» **TASK INSTRUCTIONS**
Your task is to repeat the entries underneath exactly, minus the pictures.

********************

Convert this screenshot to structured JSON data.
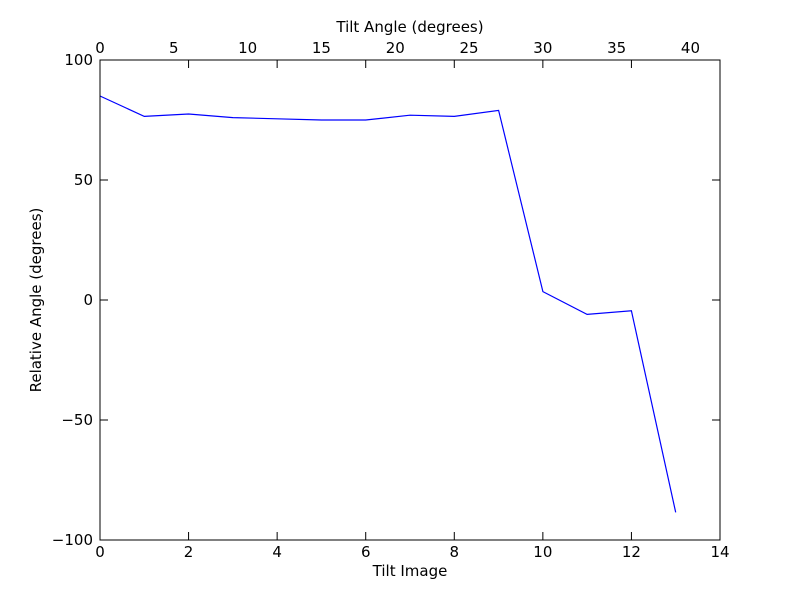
{
  "chart_data": {
    "type": "line",
    "xlabel": "Tilt Image",
    "x2label": "Tilt Angle (degrees)",
    "ylabel": "Relative Angle (degrees)",
    "xlim": [
      0,
      14
    ],
    "x2lim": [
      0,
      42
    ],
    "ylim": [
      -100,
      100
    ],
    "xticks": [
      0,
      2,
      4,
      6,
      8,
      10,
      12,
      14
    ],
    "x2ticks": [
      0,
      5,
      10,
      15,
      20,
      25,
      30,
      35,
      40
    ],
    "yticks": [
      100,
      50,
      0,
      -50,
      -100
    ],
    "ytick_labels": [
      "100",
      "50",
      "0",
      "−50",
      "−100"
    ],
    "grid": false,
    "line_color": "#0000ff",
    "series": [
      {
        "x": [
          0,
          1,
          2,
          3,
          4,
          5,
          6,
          7,
          8,
          9,
          10,
          11,
          12,
          13
        ],
        "values": [
          85,
          76.5,
          77.5,
          76,
          75.5,
          75,
          75,
          77,
          76.5,
          79,
          3.5,
          -6,
          -4.5,
          -88.5
        ]
      }
    ]
  }
}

********************

» **SOLUTION TO THIS PROBLEM**
Convert this screenshot to structured JSON data.
{
  "chart_data": {
    "type": "line",
    "xlabel": "Tilt Image",
    "x2label": "Tilt Angle (degrees)",
    "ylabel": "Relative Angle (degrees)",
    "xlim": [
      0,
      14
    ],
    "x2lim": [
      0,
      42
    ],
    "ylim": [
      -100,
      100
    ],
    "xticks": [
      0,
      2,
      4,
      6,
      8,
      10,
      12,
      14
    ],
    "x2ticks": [
      0,
      5,
      10,
      15,
      20,
      25,
      30,
      35,
      40
    ],
    "yticks": [
      100,
      50,
      0,
      -50,
      -100
    ],
    "ytick_labels": [
      "100",
      "50",
      "0",
      "−50",
      "−100"
    ],
    "grid": false,
    "line_color": "#0000ff",
    "series": [
      {
        "x": [
          0,
          1,
          2,
          3,
          4,
          5,
          6,
          7,
          8,
          9,
          10,
          11,
          12,
          13
        ],
        "values": [
          85,
          76.5,
          77.5,
          76,
          75.5,
          75,
          75,
          77,
          76.5,
          79,
          3.5,
          -6,
          -4.5,
          -88.5
        ]
      }
    ]
  }
}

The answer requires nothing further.